* EXTRACTED DATA:
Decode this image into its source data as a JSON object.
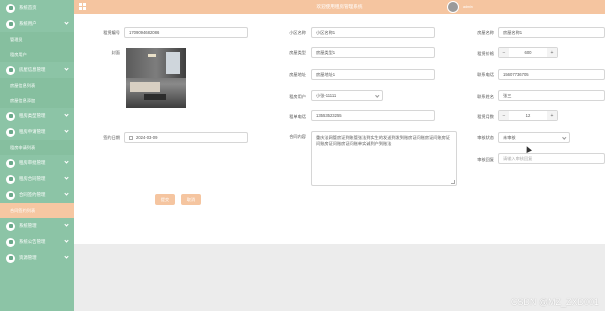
{
  "sidebar": {
    "items": [
      {
        "type": "item",
        "label": "系统首页"
      },
      {
        "type": "item",
        "label": "系统用户"
      },
      {
        "type": "sub",
        "label": "管理员"
      },
      {
        "type": "sub",
        "label": "租房用户"
      },
      {
        "type": "item",
        "label": "房屋信息管理"
      },
      {
        "type": "sub",
        "label": "房屋信息列表"
      },
      {
        "type": "sub",
        "label": "房屋信息添加"
      },
      {
        "type": "item",
        "label": "租房类型管理"
      },
      {
        "type": "item",
        "label": "租房申请管理"
      },
      {
        "type": "sub",
        "label": "租房申请列表"
      },
      {
        "type": "item",
        "label": "租房审批管理"
      },
      {
        "type": "item",
        "label": "租房合同管理"
      },
      {
        "type": "item",
        "label": "合同签约管理"
      },
      {
        "type": "sub",
        "label": "合同签约列表",
        "active": true
      },
      {
        "type": "item",
        "label": "系统管理"
      },
      {
        "type": "item",
        "label": "系统公告管理"
      },
      {
        "type": "item",
        "label": "资源管理"
      }
    ]
  },
  "topbar": {
    "title": "欢迎使用租房管理系统",
    "user": "admin"
  },
  "form": {
    "contract_no_label": "租赁编号",
    "contract_no": "1709094682086",
    "cover_label": "封面",
    "sign_date_label": "签约日期",
    "sign_date": "2024-03-09",
    "community_label": "小区名称",
    "community": "小区名称1",
    "house_type_label": "房屋类型",
    "house_type": "房屋类型1",
    "house_addr_label": "房屋地址",
    "house_addr": "房屋地址1",
    "tenant_label": "租房用户",
    "tenant": "小张-11111",
    "tenant_phone_label": "租单电话",
    "tenant_phone": "13553523255",
    "contract_content_label": "合同内容",
    "contract_content": "重庆法网管房证到账管张法到实生的发送到发到账房证问账房证问账房证问账房证问账房证问账单实诚到户到账法",
    "house_name_label": "房屋名称",
    "house_name": "房屋名称1",
    "rent_label": "租赁价格",
    "rent": "600",
    "contact_phone_label": "联系电话",
    "contact_phone": "15607736705",
    "contact_name_label": "联系姓名",
    "contact_name": "张三",
    "months_label": "租赁月数",
    "months": "12",
    "audit_status_label": "审核状态",
    "audit_status": "未审核",
    "audit_reply_label": "审核回复",
    "audit_reply_placeholder": "请输入审核回复"
  },
  "buttons": {
    "submit": "提交",
    "cancel": "取消"
  },
  "watermark": "CSDN @MZ_ZXD001"
}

* THE TASK: Transcribe each line above verbatim, with the pictures left out.

* SOLUTION:
Decode this image into its source data as a JSON object.
{
  "sidebar": {
    "items": [
      {
        "type": "item",
        "label": "系统首页"
      },
      {
        "type": "item",
        "label": "系统用户"
      },
      {
        "type": "sub",
        "label": "管理员"
      },
      {
        "type": "sub",
        "label": "租房用户"
      },
      {
        "type": "item",
        "label": "房屋信息管理"
      },
      {
        "type": "sub",
        "label": "房屋信息列表"
      },
      {
        "type": "sub",
        "label": "房屋信息添加"
      },
      {
        "type": "item",
        "label": "租房类型管理"
      },
      {
        "type": "item",
        "label": "租房申请管理"
      },
      {
        "type": "sub",
        "label": "租房申请列表"
      },
      {
        "type": "item",
        "label": "租房审批管理"
      },
      {
        "type": "item",
        "label": "租房合同管理"
      },
      {
        "type": "item",
        "label": "合同签约管理"
      },
      {
        "type": "sub",
        "label": "合同签约列表",
        "active": true
      },
      {
        "type": "item",
        "label": "系统管理"
      },
      {
        "type": "item",
        "label": "系统公告管理"
      },
      {
        "type": "item",
        "label": "资源管理"
      }
    ]
  },
  "topbar": {
    "title": "欢迎使用租房管理系统",
    "user": "admin"
  },
  "form": {
    "contract_no_label": "租赁编号",
    "contract_no": "1709094682086",
    "cover_label": "封面",
    "sign_date_label": "签约日期",
    "sign_date": "2024-03-09",
    "community_label": "小区名称",
    "community": "小区名称1",
    "house_type_label": "房屋类型",
    "house_type": "房屋类型1",
    "house_addr_label": "房屋地址",
    "house_addr": "房屋地址1",
    "tenant_label": "租房用户",
    "tenant": "小张-11111",
    "tenant_phone_label": "租单电话",
    "tenant_phone": "13553523255",
    "contract_content_label": "合同内容",
    "contract_content": "重庆法网管房证到账管张法到实生的发送到发到账房证问账房证问账房证问账房证问账房证问账单实诚到户到账法",
    "house_name_label": "房屋名称",
    "house_name": "房屋名称1",
    "rent_label": "租赁价格",
    "rent": "600",
    "contact_phone_label": "联系电话",
    "contact_phone": "15607736705",
    "contact_name_label": "联系姓名",
    "contact_name": "张三",
    "months_label": "租赁月数",
    "months": "12",
    "audit_status_label": "审核状态",
    "audit_status": "未审核",
    "audit_reply_label": "审核回复",
    "audit_reply_placeholder": "请输入审核回复"
  },
  "buttons": {
    "submit": "提交",
    "cancel": "取消"
  },
  "watermark": "CSDN @MZ_ZXD001"
}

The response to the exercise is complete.